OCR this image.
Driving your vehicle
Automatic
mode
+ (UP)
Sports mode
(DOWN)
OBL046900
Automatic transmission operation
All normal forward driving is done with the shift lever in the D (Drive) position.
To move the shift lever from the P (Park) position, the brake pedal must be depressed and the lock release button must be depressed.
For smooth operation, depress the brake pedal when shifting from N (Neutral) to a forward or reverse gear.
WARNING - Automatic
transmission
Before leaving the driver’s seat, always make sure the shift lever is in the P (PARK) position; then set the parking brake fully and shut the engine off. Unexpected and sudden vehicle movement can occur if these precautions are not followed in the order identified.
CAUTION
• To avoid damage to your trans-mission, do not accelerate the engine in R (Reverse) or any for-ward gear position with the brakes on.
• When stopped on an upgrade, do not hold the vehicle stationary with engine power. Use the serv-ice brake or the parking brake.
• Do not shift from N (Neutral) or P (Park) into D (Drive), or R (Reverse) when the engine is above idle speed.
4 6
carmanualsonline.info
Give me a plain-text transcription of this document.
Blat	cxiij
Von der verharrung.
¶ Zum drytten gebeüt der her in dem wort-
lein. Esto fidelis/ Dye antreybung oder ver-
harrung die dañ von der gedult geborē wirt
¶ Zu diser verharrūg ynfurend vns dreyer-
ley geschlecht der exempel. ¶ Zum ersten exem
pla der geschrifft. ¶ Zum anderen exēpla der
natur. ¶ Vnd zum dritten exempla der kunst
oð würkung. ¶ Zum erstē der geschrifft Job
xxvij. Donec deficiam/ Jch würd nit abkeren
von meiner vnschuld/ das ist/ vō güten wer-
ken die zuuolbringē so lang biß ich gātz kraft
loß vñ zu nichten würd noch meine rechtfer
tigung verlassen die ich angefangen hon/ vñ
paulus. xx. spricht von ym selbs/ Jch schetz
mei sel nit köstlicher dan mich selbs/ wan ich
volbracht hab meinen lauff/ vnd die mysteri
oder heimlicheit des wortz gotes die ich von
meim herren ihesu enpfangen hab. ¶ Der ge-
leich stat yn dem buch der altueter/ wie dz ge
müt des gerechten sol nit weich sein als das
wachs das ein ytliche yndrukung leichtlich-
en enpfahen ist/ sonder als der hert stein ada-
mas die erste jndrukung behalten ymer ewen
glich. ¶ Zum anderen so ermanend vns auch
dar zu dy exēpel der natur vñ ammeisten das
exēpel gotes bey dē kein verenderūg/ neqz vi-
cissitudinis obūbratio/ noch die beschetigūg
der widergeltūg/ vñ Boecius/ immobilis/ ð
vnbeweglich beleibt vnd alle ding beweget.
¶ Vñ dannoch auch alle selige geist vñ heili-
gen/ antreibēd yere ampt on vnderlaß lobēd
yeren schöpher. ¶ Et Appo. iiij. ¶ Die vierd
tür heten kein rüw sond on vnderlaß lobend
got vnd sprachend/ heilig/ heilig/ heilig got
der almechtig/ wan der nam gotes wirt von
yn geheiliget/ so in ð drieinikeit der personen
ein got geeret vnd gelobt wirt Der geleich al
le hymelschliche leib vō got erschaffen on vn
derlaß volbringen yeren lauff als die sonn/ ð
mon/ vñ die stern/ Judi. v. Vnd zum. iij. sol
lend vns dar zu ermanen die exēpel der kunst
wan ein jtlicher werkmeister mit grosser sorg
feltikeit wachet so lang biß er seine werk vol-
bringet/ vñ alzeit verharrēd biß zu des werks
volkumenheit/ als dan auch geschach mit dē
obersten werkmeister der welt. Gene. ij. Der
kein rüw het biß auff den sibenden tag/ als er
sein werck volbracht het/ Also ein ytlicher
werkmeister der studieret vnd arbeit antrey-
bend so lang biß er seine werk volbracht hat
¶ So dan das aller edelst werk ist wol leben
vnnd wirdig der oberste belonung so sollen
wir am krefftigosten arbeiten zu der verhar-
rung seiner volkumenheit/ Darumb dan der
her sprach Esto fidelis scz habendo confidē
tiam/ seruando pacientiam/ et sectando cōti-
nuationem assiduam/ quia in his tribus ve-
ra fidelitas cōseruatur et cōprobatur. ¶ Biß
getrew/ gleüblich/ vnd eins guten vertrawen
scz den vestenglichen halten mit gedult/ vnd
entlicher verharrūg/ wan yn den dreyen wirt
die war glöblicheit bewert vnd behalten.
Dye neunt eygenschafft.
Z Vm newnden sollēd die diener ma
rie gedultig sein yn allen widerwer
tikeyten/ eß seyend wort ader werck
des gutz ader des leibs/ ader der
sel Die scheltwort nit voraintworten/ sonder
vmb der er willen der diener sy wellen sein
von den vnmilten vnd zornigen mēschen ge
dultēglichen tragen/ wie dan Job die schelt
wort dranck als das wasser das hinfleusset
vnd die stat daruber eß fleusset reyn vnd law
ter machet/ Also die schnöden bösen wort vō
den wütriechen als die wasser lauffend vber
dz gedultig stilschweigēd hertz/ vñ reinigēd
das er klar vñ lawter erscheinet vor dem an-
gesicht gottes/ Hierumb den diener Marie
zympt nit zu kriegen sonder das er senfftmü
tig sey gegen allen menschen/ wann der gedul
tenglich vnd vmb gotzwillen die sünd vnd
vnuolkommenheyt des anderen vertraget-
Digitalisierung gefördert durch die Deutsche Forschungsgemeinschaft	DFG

-----

▸ Problem description
Exactly as shown above, return every record.

▸ Answer to the task
OCR this image.
Driving your vehicle
Automatic
mode
+ (UP)
Sports mode
(DOWN)
OBL046900
Automatic transmission operation
All normal forward driving is done with the shift lever in the D (Drive) position.
To move the shift lever from the P (Park) position, the brake pedal must be depressed and the lock release button must be depressed.
For smooth operation, depress the brake pedal when shifting from N (Neutral) to a forward or reverse gear.
WARNING - Automatic
transmission
Before leaving the driver’s seat, always make sure the shift lever is in the P (PARK) position; then set the parking brake fully and shut the engine off. Unexpected and sudden vehicle movement can occur if these precautions are not followed in the order identified.
CAUTION
• To avoid damage to your trans-mission, do not accelerate the engine in R (Reverse) or any for-ward gear position with the brakes on.
• When stopped on an upgrade, do not hold the vehicle stationary with engine power. Use the serv-ice brake or the parking brake.
• Do not shift from N (Neutral) or P (Park) into D (Drive), or R (Reverse) when the engine is above idle speed.
4 6
carmanualsonline.info
Give me a plain-text transcription of this document.
Blat	cxiij
Von der verharrung.
¶ Zum drytten gebeüt der her in dem wort-
lein. Esto fidelis/ Dye antreybung oder ver-
harrung die dañ von der gedult geborē wirt
¶ Zu diser verharrūg ynfurend vns dreyer-
ley geschlecht der exempel. ¶ Zum ersten exem
pla der geschrifft. ¶ Zum anderen exēpla der
natur. ¶ Vnd zum dritten exempla der kunst
oð würkung. ¶ Zum erstē der geschrifft Job
xxvij. Donec deficiam/ Jch würd nit abkeren
von meiner vnschuld/ das ist/ vō güten wer-
ken die zuuolbringē so lang biß ich gātz kraft
loß vñ zu nichten würd noch meine rechtfer
tigung verlassen die ich angefangen hon/ vñ
paulus. xx. spricht von ym selbs/ Jch schetz
mei sel nit köstlicher dan mich selbs/ wan ich
volbracht hab meinen lauff/ vnd die mysteri
oder heimlicheit des wortz gotes die ich von
meim herren ihesu enpfangen hab. ¶ Der ge-
leich stat yn dem buch der altueter/ wie dz ge
müt des gerechten sol nit weich sein als das
wachs das ein ytliche yndrukung leichtlich-
en enpfahen ist/ sonder als der hert stein ada-
mas die erste jndrukung behalten ymer ewen
glich. ¶ Zum anderen so ermanend vns auch
dar zu dy exēpel der natur vñ ammeisten das
exēpel gotes bey dē kein verenderūg/ neqz vi-
cissitudinis obūbratio/ noch die beschetigūg
der widergeltūg/ vñ Boecius/ immobilis/ ð
vnbeweglich beleibt vnd alle ding beweget.
¶ Vñ dannoch auch alle selige geist vñ heili-
gen/ antreibēd yere ampt on vnderlaß lobēd
yeren schöpher. ¶ Et Appo. iiij. ¶ Die vierd
tür heten kein rüw sond on vnderlaß lobend
got vnd sprachend/ heilig/ heilig/ heilig got
der almechtig/ wan der nam gotes wirt von
yn geheiliget/ so in ð drieinikeit der personen
ein got geeret vnd gelobt wirt Der geleich al
le hymelschliche leib vō got erschaffen on vn
derlaß volbringen yeren lauff als die sonn/ ð
mon/ vñ die stern/ Judi. v. Vnd zum. iij. sol
lend vns dar zu ermanen die exēpel der kunst
wan ein jtlicher werkmeister mit grosser sorg
feltikeit wachet so lang biß er seine werk vol-
bringet/ vñ alzeit verharrēd biß zu des werks
volkumenheit/ als dan auch geschach mit dē
obersten werkmeister der welt. Gene. ij. Der
kein rüw het biß auff den sibenden tag/ als er
sein werck volbracht het/ Also ein ytlicher
werkmeister der studieret vnd arbeit antrey-
bend so lang biß er seine werk volbracht hat
¶ So dan das aller edelst werk ist wol leben
vnnd wirdig der oberste belonung so sollen
wir am krefftigosten arbeiten zu der verhar-
rung seiner volkumenheit/ Darumb dan der
her sprach Esto fidelis scz habendo confidē
tiam/ seruando pacientiam/ et sectando cōti-
nuationem assiduam/ quia in his tribus ve-
ra fidelitas cōseruatur et cōprobatur. ¶ Biß
getrew/ gleüblich/ vnd eins guten vertrawen
scz den vestenglichen halten mit gedult/ vnd
entlicher verharrūg/ wan yn den dreyen wirt
die war glöblicheit bewert vnd behalten.
Dye neunt eygenschafft.
Z Vm newnden sollēd die diener ma
rie gedultig sein yn allen widerwer
tikeyten/ eß seyend wort ader werck
des gutz ader des leibs/ ader der
sel Die scheltwort nit voraintworten/ sonder
vmb der er willen der diener sy wellen sein
von den vnmilten vnd zornigen mēschen ge
dultēglichen tragen/ wie dan Job die schelt
wort dranck als das wasser das hinfleusset
vnd die stat daruber eß fleusset reyn vnd law
ter machet/ Also die schnöden bösen wort vō
den wütriechen als die wasser lauffend vber
dz gedultig stilschweigēd hertz/ vñ reinigēd
das er klar vñ lawter erscheinet vor dem an-
gesicht gottes/ Hierumb den diener Marie
zympt nit zu kriegen sonder das er senfftmü
tig sey gegen allen menschen/ wann der gedul
tenglich vnd vmb gotzwillen die sünd vnd
vnuolkommenheyt des anderen vertraget-
Digitalisierung gefördert durch die Deutsche Forschungsgemeinschaft	DFG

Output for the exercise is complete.